- Directions:
Retype the records below exactly as they appear.

- Supplied entries:
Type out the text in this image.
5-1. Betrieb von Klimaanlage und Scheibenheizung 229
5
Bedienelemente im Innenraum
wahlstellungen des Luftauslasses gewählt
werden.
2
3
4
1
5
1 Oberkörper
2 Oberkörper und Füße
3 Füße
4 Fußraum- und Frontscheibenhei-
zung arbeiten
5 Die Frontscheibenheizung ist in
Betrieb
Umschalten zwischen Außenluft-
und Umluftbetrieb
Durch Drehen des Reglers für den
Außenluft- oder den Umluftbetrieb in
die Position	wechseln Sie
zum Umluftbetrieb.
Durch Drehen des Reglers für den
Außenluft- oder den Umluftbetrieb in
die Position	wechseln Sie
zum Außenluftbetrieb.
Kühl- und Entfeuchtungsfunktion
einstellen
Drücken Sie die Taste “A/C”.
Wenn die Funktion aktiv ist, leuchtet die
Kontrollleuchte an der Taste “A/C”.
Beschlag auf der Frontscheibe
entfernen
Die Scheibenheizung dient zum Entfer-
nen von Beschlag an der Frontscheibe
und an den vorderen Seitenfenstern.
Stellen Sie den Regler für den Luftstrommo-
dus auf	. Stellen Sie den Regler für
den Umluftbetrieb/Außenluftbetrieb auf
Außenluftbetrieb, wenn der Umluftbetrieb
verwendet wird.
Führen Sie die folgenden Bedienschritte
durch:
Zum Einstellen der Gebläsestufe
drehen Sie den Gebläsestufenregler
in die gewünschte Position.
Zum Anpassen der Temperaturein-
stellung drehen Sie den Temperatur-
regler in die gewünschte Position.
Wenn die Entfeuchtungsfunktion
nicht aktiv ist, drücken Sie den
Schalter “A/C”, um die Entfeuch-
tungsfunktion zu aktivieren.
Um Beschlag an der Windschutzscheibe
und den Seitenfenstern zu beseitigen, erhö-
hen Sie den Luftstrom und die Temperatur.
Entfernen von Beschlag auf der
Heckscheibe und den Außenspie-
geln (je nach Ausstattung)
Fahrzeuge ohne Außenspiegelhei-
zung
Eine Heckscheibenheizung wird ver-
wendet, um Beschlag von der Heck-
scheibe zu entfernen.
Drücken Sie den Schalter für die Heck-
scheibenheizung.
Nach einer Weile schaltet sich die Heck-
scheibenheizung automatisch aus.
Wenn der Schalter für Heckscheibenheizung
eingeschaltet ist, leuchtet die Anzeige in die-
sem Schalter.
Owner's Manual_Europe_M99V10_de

- Exercise response:
Type out the text in this image.
5-1. Betrieb von Klimaanlage und Scheibenheizung 229
5
Bedienelemente im Innenraum
wahlstellungen des Luftauslasses gewählt
werden.
2
3
4
1
5
1 Oberkörper
2 Oberkörper und Füße
3 Füße
4 Fußraum- und Frontscheibenhei-
zung arbeiten
5 Die Frontscheibenheizung ist in
Betrieb
Umschalten zwischen Außenluft-
und Umluftbetrieb
Durch Drehen des Reglers für den
Außenluft- oder den Umluftbetrieb in
die Position	wechseln Sie
zum Umluftbetrieb.
Durch Drehen des Reglers für den
Außenluft- oder den Umluftbetrieb in
die Position	wechseln Sie
zum Außenluftbetrieb.
Kühl- und Entfeuchtungsfunktion
einstellen
Drücken Sie die Taste “A/C”.
Wenn die Funktion aktiv ist, leuchtet die
Kontrollleuchte an der Taste “A/C”.
Beschlag auf der Frontscheibe
entfernen
Die Scheibenheizung dient zum Entfer-
nen von Beschlag an der Frontscheibe
und an den vorderen Seitenfenstern.
Stellen Sie den Regler für den Luftstrommo-
dus auf	. Stellen Sie den Regler für
den Umluftbetrieb/Außenluftbetrieb auf
Außenluftbetrieb, wenn der Umluftbetrieb
verwendet wird.
Führen Sie die folgenden Bedienschritte
durch:
Zum Einstellen der Gebläsestufe
drehen Sie den Gebläsestufenregler
in die gewünschte Position.
Zum Anpassen der Temperaturein-
stellung drehen Sie den Temperatur-
regler in die gewünschte Position.
Wenn die Entfeuchtungsfunktion
nicht aktiv ist, drücken Sie den
Schalter “A/C”, um die Entfeuch-
tungsfunktion zu aktivieren.
Um Beschlag an der Windschutzscheibe
und den Seitenfenstern zu beseitigen, erhö-
hen Sie den Luftstrom und die Temperatur.
Entfernen von Beschlag auf der
Heckscheibe und den Außenspie-
geln (je nach Ausstattung)
Fahrzeuge ohne Außenspiegelhei-
zung
Eine Heckscheibenheizung wird ver-
wendet, um Beschlag von der Heck-
scheibe zu entfernen.
Drücken Sie den Schalter für die Heck-
scheibenheizung.
Nach einer Weile schaltet sich die Heck-
scheibenheizung automatisch aus.
Wenn der Schalter für Heckscheibenheizung
eingeschaltet ist, leuchtet die Anzeige in die-
sem Schalter.
Owner's Manual_Europe_M99V10_de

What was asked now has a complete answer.